--- Start DATA SHOWN ---

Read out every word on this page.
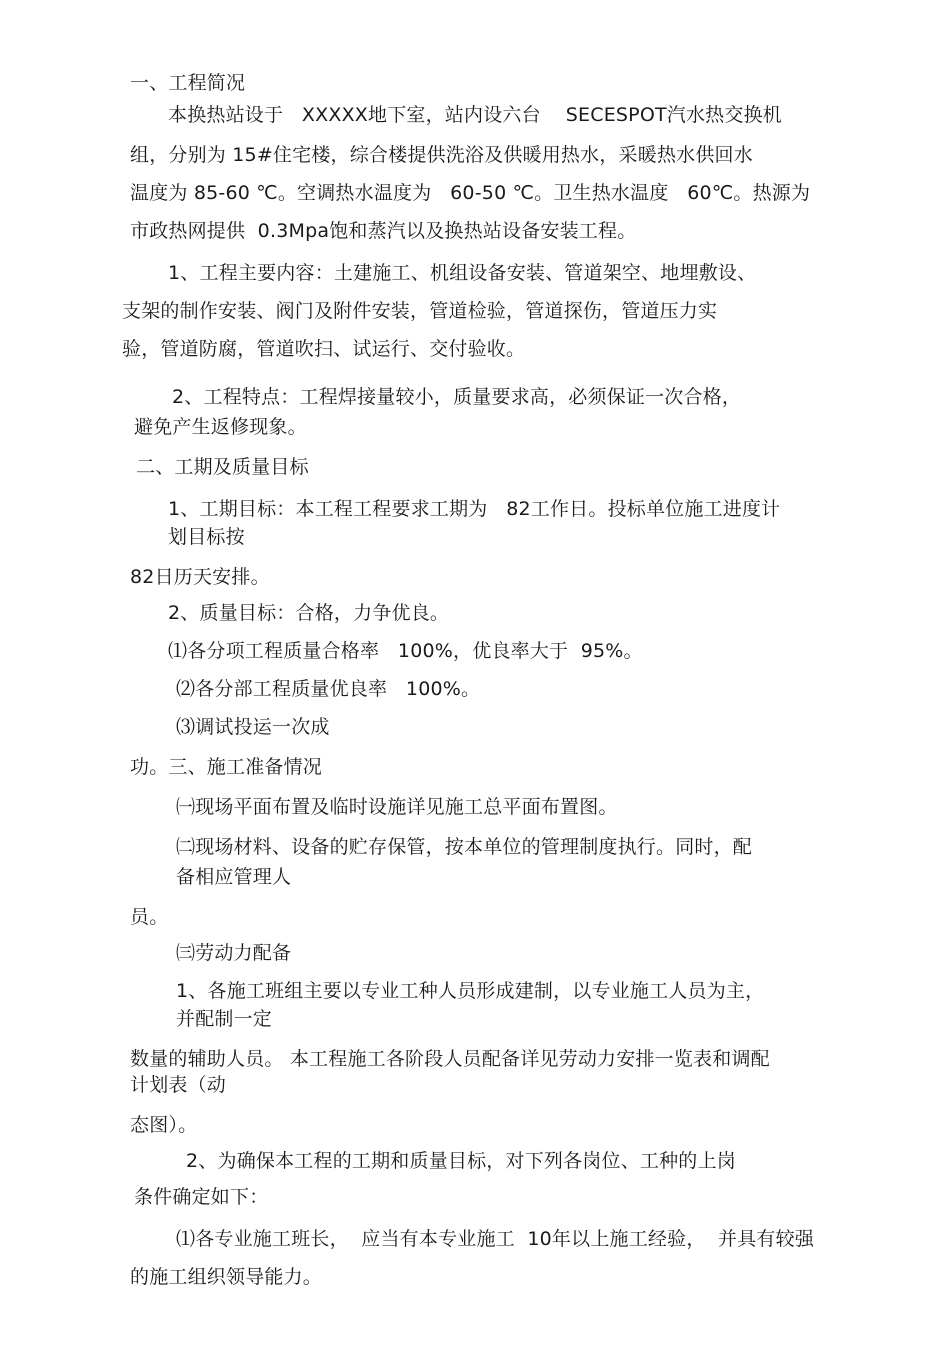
一、工程简况
本换热站设于   XXXXX地下室，站内设六台    SECESPOT汽水热交换机
组，分别为 15#住宅楼，综合楼提供洗浴及供暖用热水，采暖热水供回水
温度为 85-60 ℃。空调热水温度为   60-50 ℃。卫生热水温度   60℃。热源为
市政热网提供  0.3Mpa饱和蒸汽以及换热站设备安装工程。
1、工程主要内容：土建施工、机组设备安装、管道架空、地埋敷设、
支架的制作安装、阀门及附件安装，管道检验，管道探伤，管道压力实
验，管道防腐，管道吹扫、试运行、交付验收。
2、工程特点：工程焊接量较小，质量要求高，必须保证一次合格，
避免产生返修现象。
二、工期及质量目标
1、工期目标：本工程工程要求工期为   82工作日。投标单位施工进度计
划目标按
82日历天安排。
2、质量目标：合格，力争优良。
⑴各分项工程质量合格率   100%，优良率大于  95%。
⑵各分部工程质量优良率   100%。
⑶调试投运一次成
功。三、施工准备情况
㈠现场平面布置及临时设施详见施工总平面布置图。
㈡现场材料、设备的贮存保管，按本单位的管理制度执行。同时，配
备相应管理人
员。
㈢劳动力配备
1、各施工班组主要以专业工种人员形成建制，以专业施工人员为主，
并配制一定
数量的辅助人员。 本工程施工各阶段人员配备详见劳动力安排一览表和调配
计划表（动
态图）。
2、为确保本工程的工期和质量目标，对下列各岗位、工种的上岗
条件确定如下：
⑴各专业施工班长，  应当有本专业施工  10年以上施工经验，  并具有较强
的施工组织领导能力。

--- End DATA SHOWN ---

→ **WHAT THE TASK REQUIRES**: Reproduce each line word for word and drop the pictures.

→ **RESULT FOR THIS TASK**:
Read out every word on this page.
一、工程简况
本换热站设于   XXXXX地下室，站内设六台    SECESPOT汽水热交换机
组，分别为 15#住宅楼，综合楼提供洗浴及供暖用热水，采暖热水供回水
温度为 85-60 ℃。空调热水温度为   60-50 ℃。卫生热水温度   60℃。热源为
市政热网提供  0.3Mpa饱和蒸汽以及换热站设备安装工程。
1、工程主要内容：土建施工、机组设备安装、管道架空、地埋敷设、
支架的制作安装、阀门及附件安装，管道检验，管道探伤，管道压力实
验，管道防腐，管道吹扫、试运行、交付验收。
2、工程特点：工程焊接量较小，质量要求高，必须保证一次合格，
避免产生返修现象。
二、工期及质量目标
1、工期目标：本工程工程要求工期为   82工作日。投标单位施工进度计
划目标按
82日历天安排。
2、质量目标：合格，力争优良。
⑴各分项工程质量合格率   100%，优良率大于  95%。
⑵各分部工程质量优良率   100%。
⑶调试投运一次成
功。三、施工准备情况
㈠现场平面布置及临时设施详见施工总平面布置图。
㈡现场材料、设备的贮存保管，按本单位的管理制度执行。同时，配
备相应管理人
员。
㈢劳动力配备
1、各施工班组主要以专业工种人员形成建制，以专业施工人员为主，
并配制一定
数量的辅助人员。 本工程施工各阶段人员配备详见劳动力安排一览表和调配
计划表（动
态图）。
2、为确保本工程的工期和质量目标，对下列各岗位、工种的上岗
条件确定如下：
⑴各专业施工班长，  应当有本专业施工  10年以上施工经验，  并具有较强
的施工组织领导能力。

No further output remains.